**Exercise brief:**
Using the data below, copy every line that contains the word "Gracias".

**Extracts from a graphics dataset:**

________________________

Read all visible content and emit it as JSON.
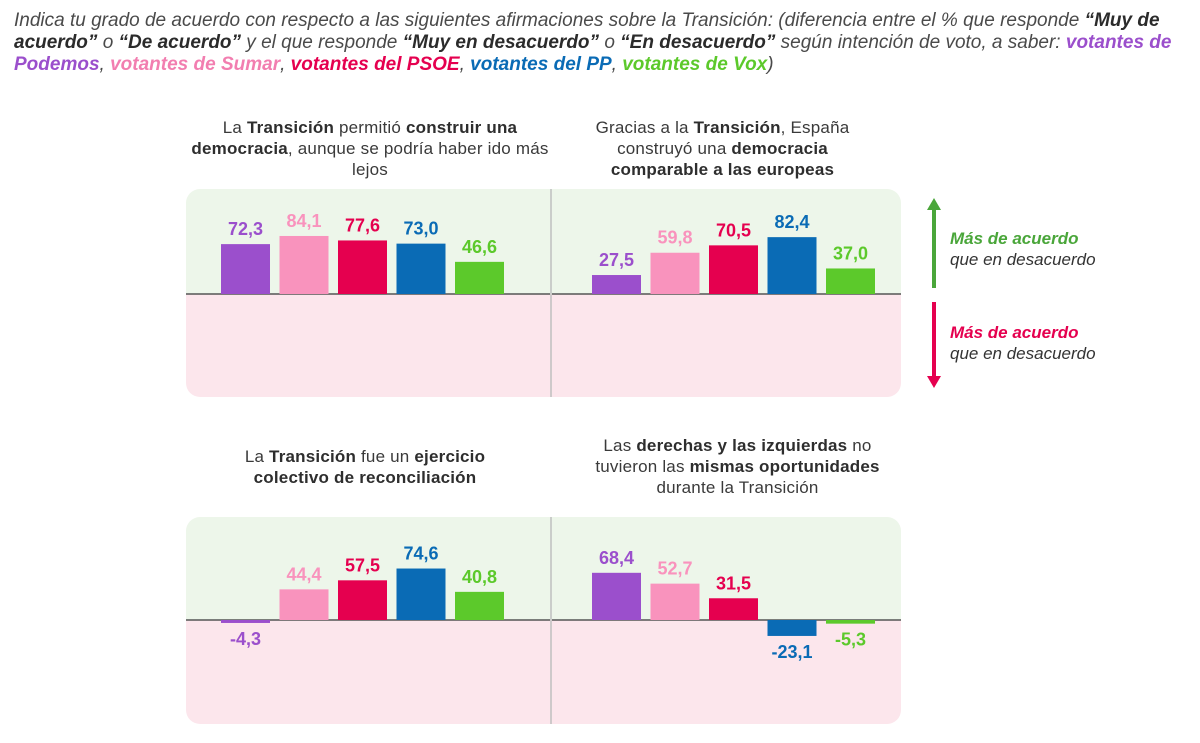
{
  "header": {
    "p1": "Indica tu grado de acuerdo con respecto a las siguientes afirmaciones sobre la Transición: (diferencia entre el % que responde ",
    "b1": "“Muy de acuerdo”",
    "p2": " o ",
    "b2": "“De acuerdo”",
    "p3": " y el que responde ",
    "b3": "“Muy en desacuerdo”",
    "p4": " o ",
    "b4": "“En desacuerdo”",
    "p5": " según intención de voto, a saber: ",
    "podemos": "votantes de Podemos",
    "sep1": ", ",
    "sumar": "votantes de Sumar",
    "sep2": ", ",
    "psoe": "votantes del PSOE",
    "sep3": ", ",
    "pp": "votantes del PP",
    "sep4": ", ",
    "vox": "votantes de Vox",
    "end": ")"
  },
  "titles": {
    "q1": {
      "a": "La ",
      "b": "Transición",
      "c": " permitió ",
      "d": "construir una democracia",
      "e": ", aunque se podría haber ido más lejos"
    },
    "q2": {
      "a": "Gracias a la ",
      "b": "Transición",
      "c": ", España construyó una ",
      "d": "democracia comparable a las europeas"
    },
    "q3": {
      "a": "La ",
      "b": "Transición",
      "c": " fue un ",
      "d": "ejercicio colectivo de reconciliación"
    },
    "q4": {
      "a": "Las ",
      "b": "derechas y las izquierdas",
      "c": " no tuvieron las ",
      "d": "mismas oportunidades",
      "e": " durante la Transición"
    }
  },
  "legend": {
    "up_strong": "Más de acuerdo",
    "up_rest": "que en desacuerdo",
    "down_strong": "Más de acuerdo",
    "down_rest": "que en desacuerdo"
  },
  "colors": {
    "podemos": "#9b4fcc",
    "sumar": "#f993bd",
    "psoe": "#e5004f",
    "pp": "#0a6bb5",
    "vox": "#5cc92b",
    "positive_bg": "#edf6ea",
    "negative_bg": "#fce6ec"
  },
  "chart_data": [
    {
      "type": "bar",
      "title": "La Transición permitió construir una democracia, aunque se podría haber ido más lejos",
      "categories": [
        "votantes de Podemos",
        "votantes de Sumar",
        "votantes del PSOE",
        "votantes del PP",
        "votantes de Vox"
      ],
      "values": [
        72.3,
        84.1,
        77.6,
        73.0,
        46.6
      ],
      "labels": [
        "72,3",
        "84,1",
        "77,6",
        "73,0",
        "46,6"
      ],
      "ylim": [
        -100,
        100
      ]
    },
    {
      "type": "bar",
      "title": "Gracias a la Transición, España construyó una democracia comparable a las europeas",
      "categories": [
        "votantes de Podemos",
        "votantes de Sumar",
        "votantes del PSOE",
        "votantes del PP",
        "votantes de Vox"
      ],
      "values": [
        27.5,
        59.8,
        70.5,
        82.4,
        37.0
      ],
      "labels": [
        "27,5",
        "59,8",
        "70,5",
        "82,4",
        "37,0"
      ],
      "ylim": [
        -100,
        100
      ]
    },
    {
      "type": "bar",
      "title": "La Transición fue un ejercicio colectivo de reconciliación",
      "categories": [
        "votantes de Podemos",
        "votantes de Sumar",
        "votantes del PSOE",
        "votantes del PP",
        "votantes de Vox"
      ],
      "values": [
        -4.3,
        44.4,
        57.5,
        74.6,
        40.8
      ],
      "labels": [
        "-4,3",
        "44,4",
        "57,5",
        "74,6",
        "40,8"
      ],
      "ylim": [
        -100,
        100
      ]
    },
    {
      "type": "bar",
      "title": "Las derechas y las izquierdas no tuvieron las mismas oportunidades durante la Transición",
      "categories": [
        "votantes de Podemos",
        "votantes de Sumar",
        "votantes del PSOE",
        "votantes del PP",
        "votantes de Vox"
      ],
      "values": [
        68.4,
        52.7,
        31.5,
        -23.1,
        -5.3
      ],
      "labels": [
        "68,4",
        "52,7",
        "31,5",
        "-23,1",
        "-5,3"
      ],
      "ylim": [
        -100,
        100
      ]
    }
  ]
}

________________________

**Expected answer:**
      "a": "Gracias a la ",
      "title": "Gracias a la Transición, España construyó una democracia comparable a las europeas",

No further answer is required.